_Task requirements:_ Count the lines in the data below that contain the string "sensor", matching case exactly, and reply with only that number.

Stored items
· · · · · · ·

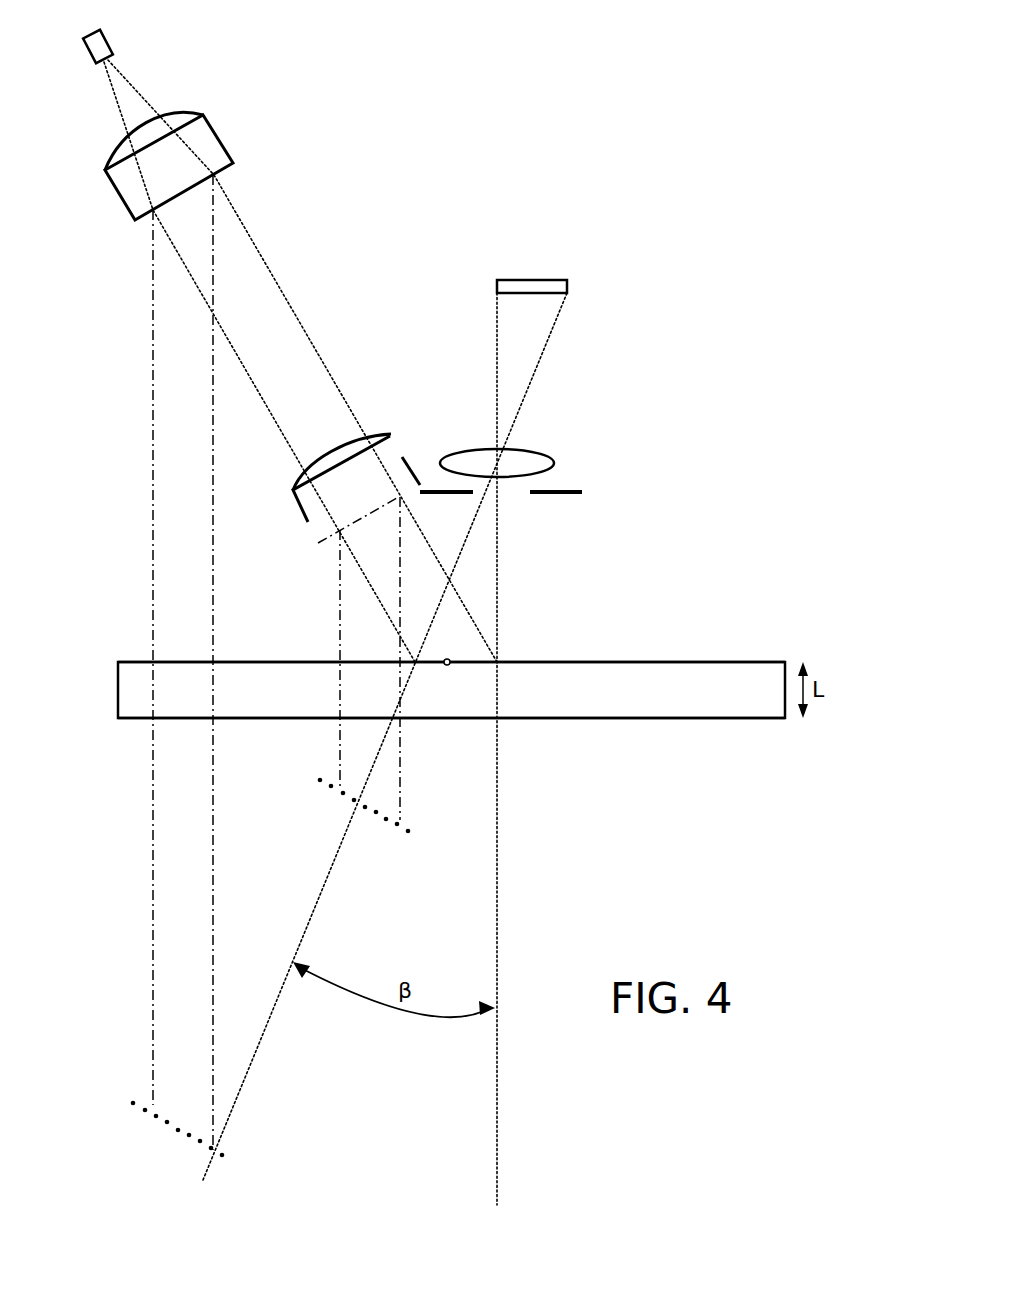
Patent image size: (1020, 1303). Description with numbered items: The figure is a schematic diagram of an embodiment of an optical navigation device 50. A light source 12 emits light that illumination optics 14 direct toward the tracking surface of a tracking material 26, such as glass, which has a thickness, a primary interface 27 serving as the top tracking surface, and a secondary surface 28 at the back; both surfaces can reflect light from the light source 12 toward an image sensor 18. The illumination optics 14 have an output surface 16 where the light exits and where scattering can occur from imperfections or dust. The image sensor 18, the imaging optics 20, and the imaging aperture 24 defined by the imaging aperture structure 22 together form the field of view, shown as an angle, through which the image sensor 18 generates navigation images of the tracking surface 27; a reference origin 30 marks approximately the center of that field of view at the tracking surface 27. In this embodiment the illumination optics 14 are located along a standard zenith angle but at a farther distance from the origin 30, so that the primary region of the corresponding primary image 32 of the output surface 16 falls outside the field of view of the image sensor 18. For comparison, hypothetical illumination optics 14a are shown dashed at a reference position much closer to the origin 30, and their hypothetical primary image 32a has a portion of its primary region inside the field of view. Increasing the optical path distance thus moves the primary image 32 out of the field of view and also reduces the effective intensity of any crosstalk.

The light source 12 is at (92, 60).
The illumination optics 14 is at (108, 163).
The hypothetical illumination optics 14a is at (293, 488).
The output surface 16 is at (165, 212).
The image sensor 18 is at (568, 287).
The imaging optics 20 is at (543, 453).
The imaging aperture structure 22 is at (578, 490).
The imaging aperture 24 is at (519, 500).
The tracking material 26 is at (567, 683).
The primary interface 27 is at (652, 648).
The secondary surface 28 is at (710, 703).
The reference origin 30 is at (450, 659).
The primary image 32 is at (180, 1130).
The hypothetical primary image 32a is at (343, 796).
The optical navigation device 50 is at (484, 139).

· · · · · · ·

_Finished exercise:_ 2